▶ _Exercise_: Every line below that holds the string "ROAD" should be copied out.

— START Data for the task —

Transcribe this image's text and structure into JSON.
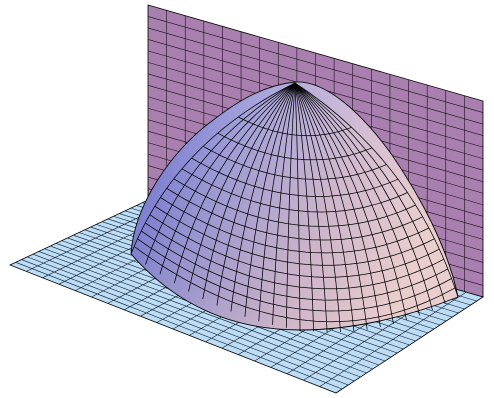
{
  "figure": {
    "kind": "3d-surface-plot",
    "surface": "half-paraboloid",
    "grid": true,
    "colors": {
      "background": "#ffffff",
      "wall_fill": "#a87fae",
      "floor_fill": "#bddcf6",
      "dome_dark": "#6a6fd4",
      "dome_light": "#f2d0d5",
      "grid_line": "#000000"
    }
  }
}
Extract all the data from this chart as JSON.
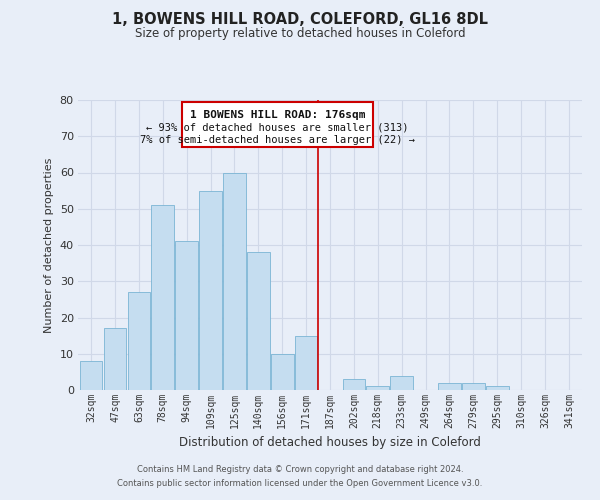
{
  "title": "1, BOWENS HILL ROAD, COLEFORD, GL16 8DL",
  "subtitle": "Size of property relative to detached houses in Coleford",
  "xlabel": "Distribution of detached houses by size in Coleford",
  "ylabel": "Number of detached properties",
  "bar_labels": [
    "32sqm",
    "47sqm",
    "63sqm",
    "78sqm",
    "94sqm",
    "109sqm",
    "125sqm",
    "140sqm",
    "156sqm",
    "171sqm",
    "187sqm",
    "202sqm",
    "218sqm",
    "233sqm",
    "249sqm",
    "264sqm",
    "279sqm",
    "295sqm",
    "310sqm",
    "326sqm",
    "341sqm"
  ],
  "bar_heights": [
    8,
    17,
    27,
    51,
    41,
    55,
    60,
    38,
    10,
    15,
    0,
    3,
    1,
    4,
    0,
    2,
    2,
    1,
    0,
    0,
    0
  ],
  "bar_color": "#c5ddf0",
  "bar_edge_color": "#7ab4d4",
  "vline_color": "#cc0000",
  "annotation_title": "1 BOWENS HILL ROAD: 176sqm",
  "annotation_line1": "← 93% of detached houses are smaller (313)",
  "annotation_line2": "7% of semi-detached houses are larger (22) →",
  "annotation_box_color": "#ffffff",
  "annotation_box_edge": "#cc0000",
  "grid_color": "#d0d8e8",
  "background_color": "#e8eef8",
  "ylim": [
    0,
    80
  ],
  "yticks": [
    0,
    10,
    20,
    30,
    40,
    50,
    60,
    70,
    80
  ],
  "footer_line1": "Contains HM Land Registry data © Crown copyright and database right 2024.",
  "footer_line2": "Contains public sector information licensed under the Open Government Licence v3.0."
}
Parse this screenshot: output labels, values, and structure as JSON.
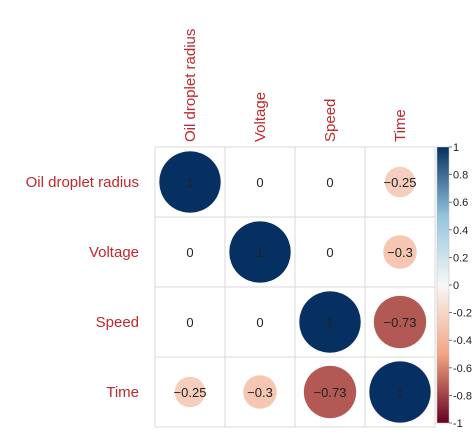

— END Data for the task —

▶ _Exercise solution_:
  "title": "1, BOWENS HILL ROAD, COLEFORD, GL16 8DL",
  "annotation_title": "1 BOWENS HILL ROAD: 176sqm",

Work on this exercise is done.